> **Extract to read**
--------------------------------------------------

After three years studying architecture, Wilkinson was drafted into the South African Army. His time at university had awakened his awareness of structural violence and inequity under apartheid. There was no way he was going to fight for a political system he was against. So, instead of training in an active military zone along the Angolan border, Wilkinson left Cape Town and finished his education in London.

Wilkinson’s personal history primed him to be comfortable taking risks and speaking his mind. This iconoclastic approach is best illustrated by CWA’s now-famous design for The Barbarian Group—
a glossy white Superdesk that snakes through the company’s loft-like offices in New York City. That project opened in 2014, and while the ad agency’s leadership has changed in recent years, the top brass at the time embraced a radical approach to digital culture. A bombastic workplace was meant to encapsulate that spirit.

“I did one very messy sketch piece of paper—I had never done anything quite so messy with a client before—and I just had the confidence to go in and say, “We’d like to do this,” Wilkinson recalls. “There was silence for a moment and then they wanted to know more. We never did another sketch.”

Designing beyond the workplace
For Wilkinson, the heart of creativity is bringing two diametrically opposed things together and seeing what happens. A table is limited, a community is open-ended; the answer is about inclusivity—an endless desk.

“Clive’s talent resides in his ability to see a mind’s vision in 3D and to create the physical environment that represents the vision,” says Joanne C. Smith, president and CEO of Shirley Ryan AbilityLab in Chicago. “He is a disruptor—he translates radical ideas into transformative designs.”

As patient-centered research hospital, the Shirley Ryan AbilityLab is unique. The lab embeds scientists and technologists in the clinical space, alongside doctors and clinicians. According to Smith, it’s an approach that hadn’t been attempted in healthcare before. As a departure from more conventional understandings of workplace and hospitality, the project, developed in collaboration with architecture firms HDR and Gensler and opened in 2017, is unique for CWA. The 1.2-million-square-foot facility is designed to welcome and support the patients while providing backstage research lab areas. Corridors are extra wide to better accommodate wheelchairs and the ceilings are blanketed in op-art graphics. “Clive immediately and innately understood how space could transform relationships and work,” Smith recalls. “[His vision] enabled us to merge cultures in a completely novel space and, as a result, to alter fundamentally the process of scientific inquiry in the quest for better, faster outcomes—even cures—for our patients.”

--------------------------------------------------

> **Work instruction A**
Which cities does the piece about Wilkinson's design work name? List every one.
> **Work instruction B**
Do these statements agree with the piece about Wilkinson's design work? For each, answer yes or no and quote the deciding words.
(i) Wilkinson finished his education in London.
(ii) The Barbarian Group project opened in 2017.
(iii) CWA developed the Shirley Ryan AbilityLab without other architecture firms.
> **Work instruction C**
How would the piece about Wilkinson's design work go on after its final sentence? Continue it from there.

--------------------------------------------------

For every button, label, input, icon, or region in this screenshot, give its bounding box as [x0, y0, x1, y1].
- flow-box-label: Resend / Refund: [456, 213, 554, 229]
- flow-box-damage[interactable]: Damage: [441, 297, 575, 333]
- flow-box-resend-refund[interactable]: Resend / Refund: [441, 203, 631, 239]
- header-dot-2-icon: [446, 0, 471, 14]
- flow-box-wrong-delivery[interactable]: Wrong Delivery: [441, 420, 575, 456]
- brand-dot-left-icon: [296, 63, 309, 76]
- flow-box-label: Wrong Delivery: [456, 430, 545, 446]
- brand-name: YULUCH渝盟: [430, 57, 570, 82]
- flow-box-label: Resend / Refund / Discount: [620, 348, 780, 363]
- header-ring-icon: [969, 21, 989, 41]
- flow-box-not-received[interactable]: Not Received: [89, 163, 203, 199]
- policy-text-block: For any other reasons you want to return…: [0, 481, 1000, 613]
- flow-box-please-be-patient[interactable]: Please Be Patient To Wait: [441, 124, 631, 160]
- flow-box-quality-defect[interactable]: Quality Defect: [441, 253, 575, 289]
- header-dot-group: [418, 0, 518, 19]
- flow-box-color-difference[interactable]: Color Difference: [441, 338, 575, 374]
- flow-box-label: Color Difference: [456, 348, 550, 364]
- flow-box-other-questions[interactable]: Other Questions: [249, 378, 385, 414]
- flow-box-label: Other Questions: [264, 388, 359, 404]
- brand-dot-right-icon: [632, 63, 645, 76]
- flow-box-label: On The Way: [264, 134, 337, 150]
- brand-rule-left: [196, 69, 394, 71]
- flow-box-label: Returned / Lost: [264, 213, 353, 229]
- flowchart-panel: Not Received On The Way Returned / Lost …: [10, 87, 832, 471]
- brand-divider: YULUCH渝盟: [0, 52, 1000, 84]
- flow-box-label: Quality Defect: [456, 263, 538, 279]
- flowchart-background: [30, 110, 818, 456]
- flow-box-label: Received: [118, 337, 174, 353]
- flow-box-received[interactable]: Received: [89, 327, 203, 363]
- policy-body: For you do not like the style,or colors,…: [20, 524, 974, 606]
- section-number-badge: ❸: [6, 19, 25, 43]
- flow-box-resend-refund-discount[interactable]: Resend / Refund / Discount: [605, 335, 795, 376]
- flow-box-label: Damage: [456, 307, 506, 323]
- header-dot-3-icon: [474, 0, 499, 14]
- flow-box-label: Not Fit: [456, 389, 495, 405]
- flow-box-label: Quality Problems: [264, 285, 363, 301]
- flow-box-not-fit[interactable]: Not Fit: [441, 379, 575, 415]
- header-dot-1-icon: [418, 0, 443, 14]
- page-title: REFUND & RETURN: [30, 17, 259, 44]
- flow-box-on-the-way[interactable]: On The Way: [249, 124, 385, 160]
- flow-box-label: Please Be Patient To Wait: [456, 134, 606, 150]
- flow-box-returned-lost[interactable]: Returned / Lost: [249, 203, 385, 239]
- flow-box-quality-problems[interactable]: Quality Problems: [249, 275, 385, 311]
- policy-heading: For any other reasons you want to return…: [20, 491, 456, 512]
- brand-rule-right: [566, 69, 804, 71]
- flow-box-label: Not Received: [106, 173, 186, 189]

--------------------------------------------------

> **Response A**
Cape Town, London, New York City, Chicago

> **Response B**
(i) Yes: "Wilkinson left Cape Town and finished his education in London."
(ii) No: "That project opened in 2014"
(iii) No: "developed in collaboration with architecture firms HDR and Gensler"

> **Response C**
CWA’s venture into healthcare parallels Wilkinson’s desire to continue to expand the firm’s horizon beyond the future of work—to other architectural types that make an impact on our lives, such hotels, residential, and especially affordable housing. He sees that the revolutions that happened in workplace over the last few decades have not been echoed in low-cost housing, an area that is critical to cities all over the United States, but especially in Los Angeles where as the cost of housing skyrocketed, so did the homeless population. He quotes from cultural theorist Marshall McLuhan: “Our Age of Anxiety is, in great part, the result of trying to do today’s jobs with yesterday’s tools!”

“We have to find appropriate tools to solve new problems,” says Wilkinson, confident that design plays integral part in our social and political lives. “I believe buildings can become healing communities, I really do. If you provide a sense of enlightenment and inspiration through architecture, then you have a chance of bringing out the best in people—and if you can bring out the best in people you will empower them to confront their circumstances in more honest ways.”